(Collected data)
----

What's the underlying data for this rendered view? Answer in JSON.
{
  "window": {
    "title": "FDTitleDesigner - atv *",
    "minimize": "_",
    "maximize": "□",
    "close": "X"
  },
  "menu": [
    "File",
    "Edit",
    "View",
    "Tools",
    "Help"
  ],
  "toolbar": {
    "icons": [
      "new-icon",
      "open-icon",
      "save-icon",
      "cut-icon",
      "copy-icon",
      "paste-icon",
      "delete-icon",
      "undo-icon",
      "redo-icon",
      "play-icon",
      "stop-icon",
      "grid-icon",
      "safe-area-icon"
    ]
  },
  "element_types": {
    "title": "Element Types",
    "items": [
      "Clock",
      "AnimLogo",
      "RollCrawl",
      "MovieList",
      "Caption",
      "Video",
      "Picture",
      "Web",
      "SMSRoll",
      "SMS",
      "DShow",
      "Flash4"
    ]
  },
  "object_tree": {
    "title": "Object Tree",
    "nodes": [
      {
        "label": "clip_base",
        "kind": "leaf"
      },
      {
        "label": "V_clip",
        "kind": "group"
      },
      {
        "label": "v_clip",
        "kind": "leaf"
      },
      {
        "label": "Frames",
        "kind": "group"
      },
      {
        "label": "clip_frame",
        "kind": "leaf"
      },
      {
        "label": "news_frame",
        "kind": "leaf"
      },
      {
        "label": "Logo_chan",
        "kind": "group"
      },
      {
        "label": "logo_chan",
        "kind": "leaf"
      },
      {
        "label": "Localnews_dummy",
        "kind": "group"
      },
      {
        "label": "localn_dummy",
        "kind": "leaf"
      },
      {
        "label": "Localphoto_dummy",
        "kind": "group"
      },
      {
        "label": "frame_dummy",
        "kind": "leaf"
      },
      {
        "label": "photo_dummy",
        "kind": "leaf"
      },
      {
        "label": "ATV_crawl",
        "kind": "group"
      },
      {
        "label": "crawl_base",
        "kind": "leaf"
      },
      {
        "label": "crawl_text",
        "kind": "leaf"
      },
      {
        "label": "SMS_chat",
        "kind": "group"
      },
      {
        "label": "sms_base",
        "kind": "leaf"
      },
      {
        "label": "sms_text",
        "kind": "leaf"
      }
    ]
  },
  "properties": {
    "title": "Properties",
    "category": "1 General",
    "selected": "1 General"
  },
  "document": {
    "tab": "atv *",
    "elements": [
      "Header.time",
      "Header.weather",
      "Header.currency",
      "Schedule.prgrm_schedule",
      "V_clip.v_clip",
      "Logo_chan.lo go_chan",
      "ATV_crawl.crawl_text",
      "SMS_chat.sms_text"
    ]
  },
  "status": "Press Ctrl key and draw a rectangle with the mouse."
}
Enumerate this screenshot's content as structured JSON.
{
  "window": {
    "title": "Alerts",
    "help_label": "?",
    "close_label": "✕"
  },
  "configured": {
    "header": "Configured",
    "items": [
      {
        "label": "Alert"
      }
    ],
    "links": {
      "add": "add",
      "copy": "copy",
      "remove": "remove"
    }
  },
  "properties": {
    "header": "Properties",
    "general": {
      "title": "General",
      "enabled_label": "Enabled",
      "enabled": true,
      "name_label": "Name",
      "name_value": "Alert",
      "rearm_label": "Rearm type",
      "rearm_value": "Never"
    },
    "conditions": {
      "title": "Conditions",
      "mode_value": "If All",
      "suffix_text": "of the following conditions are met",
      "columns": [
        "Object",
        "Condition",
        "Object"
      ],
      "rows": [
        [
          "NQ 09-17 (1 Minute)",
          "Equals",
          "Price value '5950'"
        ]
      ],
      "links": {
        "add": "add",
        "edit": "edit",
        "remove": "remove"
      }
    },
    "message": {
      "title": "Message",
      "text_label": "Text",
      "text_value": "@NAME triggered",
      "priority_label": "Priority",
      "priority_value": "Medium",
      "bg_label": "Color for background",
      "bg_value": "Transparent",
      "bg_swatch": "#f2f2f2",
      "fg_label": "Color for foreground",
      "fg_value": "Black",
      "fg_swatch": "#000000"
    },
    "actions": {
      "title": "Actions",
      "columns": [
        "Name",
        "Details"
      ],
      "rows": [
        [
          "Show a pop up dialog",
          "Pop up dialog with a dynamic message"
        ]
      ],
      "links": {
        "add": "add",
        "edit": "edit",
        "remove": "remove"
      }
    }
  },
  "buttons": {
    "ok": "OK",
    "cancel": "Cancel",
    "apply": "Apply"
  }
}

----

● Short task: What is needed here is an exact reproduction of all the entries.

● Answer to this task:
What's the underlying data for this rendered view? Answer in JSON.
{
  "window": {
    "title": "FDTitleDesigner - atv *",
    "minimize": "_",
    "maximize": "□",
    "close": "X"
  },
  "menu": [
    "File",
    "Edit",
    "View",
    "Tools",
    "Help"
  ],
  "toolbar": {
    "icons": [
      "new-icon",
      "open-icon",
      "save-icon",
      "cut-icon",
      "copy-icon",
      "paste-icon",
      "delete-icon",
      "undo-icon",
      "redo-icon",
      "play-icon",
      "stop-icon",
      "grid-icon",
      "safe-area-icon"
    ]
  },
  "element_types": {
    "title": "Element Types",
    "items": [
      "Clock",
      "AnimLogo",
      "RollCrawl",
      "MovieList",
      "Caption",
      "Video",
      "Picture",
      "Web",
      "SMSRoll",
      "SMS",
      "DShow",
      "Flash4"
    ]
  },
  "object_tree": {
    "title": "Object Tree",
    "nodes": [
      {
        "label": "clip_base",
        "kind": "leaf"
      },
      {
        "label": "V_clip",
        "kind": "group"
      },
      {
        "label": "v_clip",
        "kind": "leaf"
      },
      {
        "label": "Frames",
        "kind": "group"
      },
      {
        "label": "clip_frame",
        "kind": "leaf"
      },
      {
        "label": "news_frame",
        "kind": "leaf"
      },
      {
        "label": "Logo_chan",
        "kind": "group"
      },
      {
        "label": "logo_chan",
        "kind": "leaf"
      },
      {
        "label": "Localnews_dummy",
        "kind": "group"
      },
      {
        "label": "localn_dummy",
        "kind": "leaf"
      },
      {
        "label": "Localphoto_dummy",
        "kind": "group"
      },
      {
        "label": "frame_dummy",
        "kind": "leaf"
      },
      {
        "label": "photo_dummy",
        "kind": "leaf"
      },
      {
        "label": "ATV_crawl",
        "kind": "group"
      },
      {
        "label": "crawl_base",
        "kind": "leaf"
      },
      {
        "label": "crawl_text",
        "kind": "leaf"
      },
      {
        "label": "SMS_chat",
        "kind": "group"
      },
      {
        "label": "sms_base",
        "kind": "leaf"
      },
      {
        "label": "sms_text",
        "kind": "leaf"
      }
    ]
  },
  "properties": {
    "title": "Properties",
    "category": "1 General",
    "selected": "1 General"
  },
  "document": {
    "tab": "atv *",
    "elements": [
      "Header.time",
      "Header.weather",
      "Header.currency",
      "Schedule.prgrm_schedule",
      "V_clip.v_clip",
      "Logo_chan.lo go_chan",
      "ATV_crawl.crawl_text",
      "SMS_chat.sms_text"
    ]
  },
  "status": "Press Ctrl key and draw a rectangle with the mouse."
}
Enumerate this screenshot's content as structured JSON.
{
  "window": {
    "title": "Alerts",
    "help_label": "?",
    "close_label": "✕"
  },
  "configured": {
    "header": "Configured",
    "items": [
      {
        "label": "Alert"
      }
    ],
    "links": {
      "add": "add",
      "copy": "copy",
      "remove": "remove"
    }
  },
  "properties": {
    "header": "Properties",
    "general": {
      "title": "General",
      "enabled_label": "Enabled",
      "enabled": true,
      "name_label": "Name",
      "name_value": "Alert",
      "rearm_label": "Rearm type",
      "rearm_value": "Never"
    },
    "conditions": {
      "title": "Conditions",
      "mode_value": "If All",
      "suffix_text": "of the following conditions are met",
      "columns": [
        "Object",
        "Condition",
        "Object"
      ],
      "rows": [
        [
          "NQ 09-17 (1 Minute)",
          "Equals",
          "Price value '5950'"
        ]
      ],
      "links": {
        "add": "add",
        "edit": "edit",
        "remove": "remove"
      }
    },
    "message": {
      "title": "Message",
      "text_label": "Text",
      "text_value": "@NAME triggered",
      "priority_label": "Priority",
      "priority_value": "Medium",
      "bg_label": "Color for background",
      "bg_value": "Transparent",
      "bg_swatch": "#f2f2f2",
      "fg_label": "Color for foreground",
      "fg_value": "Black",
      "fg_swatch": "#000000"
    },
    "actions": {
      "title": "Actions",
      "columns": [
        "Name",
        "Details"
      ],
      "rows": [
        [
          "Show a pop up dialog",
          "Pop up dialog with a dynamic message"
        ]
      ],
      "links": {
        "add": "add",
        "edit": "edit",
        "remove": "remove"
      }
    }
  },
  "buttons": {
    "ok": "OK",
    "cancel": "Cancel",
    "apply": "Apply"
  }
}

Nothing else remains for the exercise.